→ **Listed entries**
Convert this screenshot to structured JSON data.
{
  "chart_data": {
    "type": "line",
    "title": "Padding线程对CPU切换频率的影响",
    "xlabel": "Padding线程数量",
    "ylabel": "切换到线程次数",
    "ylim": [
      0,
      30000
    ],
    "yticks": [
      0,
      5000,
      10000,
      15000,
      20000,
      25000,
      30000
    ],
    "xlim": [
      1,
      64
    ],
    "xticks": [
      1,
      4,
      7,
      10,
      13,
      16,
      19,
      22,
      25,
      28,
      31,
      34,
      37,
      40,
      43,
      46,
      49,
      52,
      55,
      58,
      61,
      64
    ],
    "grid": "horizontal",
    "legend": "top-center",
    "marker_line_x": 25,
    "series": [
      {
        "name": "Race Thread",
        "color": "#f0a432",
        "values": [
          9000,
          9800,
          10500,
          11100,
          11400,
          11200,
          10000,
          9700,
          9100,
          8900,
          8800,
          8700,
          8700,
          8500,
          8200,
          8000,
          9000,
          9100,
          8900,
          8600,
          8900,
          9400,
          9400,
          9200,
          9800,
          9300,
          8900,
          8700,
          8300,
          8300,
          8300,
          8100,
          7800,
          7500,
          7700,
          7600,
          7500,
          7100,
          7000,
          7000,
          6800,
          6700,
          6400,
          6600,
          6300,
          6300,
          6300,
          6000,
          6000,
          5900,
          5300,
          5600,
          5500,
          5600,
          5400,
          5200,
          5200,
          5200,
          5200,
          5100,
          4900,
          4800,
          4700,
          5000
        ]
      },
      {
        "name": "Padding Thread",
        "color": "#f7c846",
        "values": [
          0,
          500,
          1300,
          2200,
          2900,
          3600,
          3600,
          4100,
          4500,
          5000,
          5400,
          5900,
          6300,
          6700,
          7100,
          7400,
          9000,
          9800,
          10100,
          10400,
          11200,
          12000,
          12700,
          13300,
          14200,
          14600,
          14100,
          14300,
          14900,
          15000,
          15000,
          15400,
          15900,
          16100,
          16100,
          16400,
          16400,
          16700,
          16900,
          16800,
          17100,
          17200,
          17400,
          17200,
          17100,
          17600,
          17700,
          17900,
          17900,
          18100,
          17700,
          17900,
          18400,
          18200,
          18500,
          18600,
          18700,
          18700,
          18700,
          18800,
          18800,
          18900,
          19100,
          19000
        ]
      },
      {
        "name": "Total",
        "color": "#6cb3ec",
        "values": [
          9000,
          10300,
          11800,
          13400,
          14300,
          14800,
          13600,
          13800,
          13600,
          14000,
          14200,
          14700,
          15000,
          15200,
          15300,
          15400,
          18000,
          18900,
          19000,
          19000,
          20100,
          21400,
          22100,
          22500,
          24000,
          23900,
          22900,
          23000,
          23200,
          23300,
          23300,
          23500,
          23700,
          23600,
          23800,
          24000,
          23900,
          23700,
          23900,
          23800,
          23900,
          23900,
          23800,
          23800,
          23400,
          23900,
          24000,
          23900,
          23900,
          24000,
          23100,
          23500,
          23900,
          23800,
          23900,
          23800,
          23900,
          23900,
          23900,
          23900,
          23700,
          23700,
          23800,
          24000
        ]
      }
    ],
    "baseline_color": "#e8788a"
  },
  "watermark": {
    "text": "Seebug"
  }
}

→ **Written instruction**
Out of the material above, select every line that holds the string "name".

→ **Result of this task**
        "name": "Race Thread",
        "name": "Padding Thread",
        "name": "Total",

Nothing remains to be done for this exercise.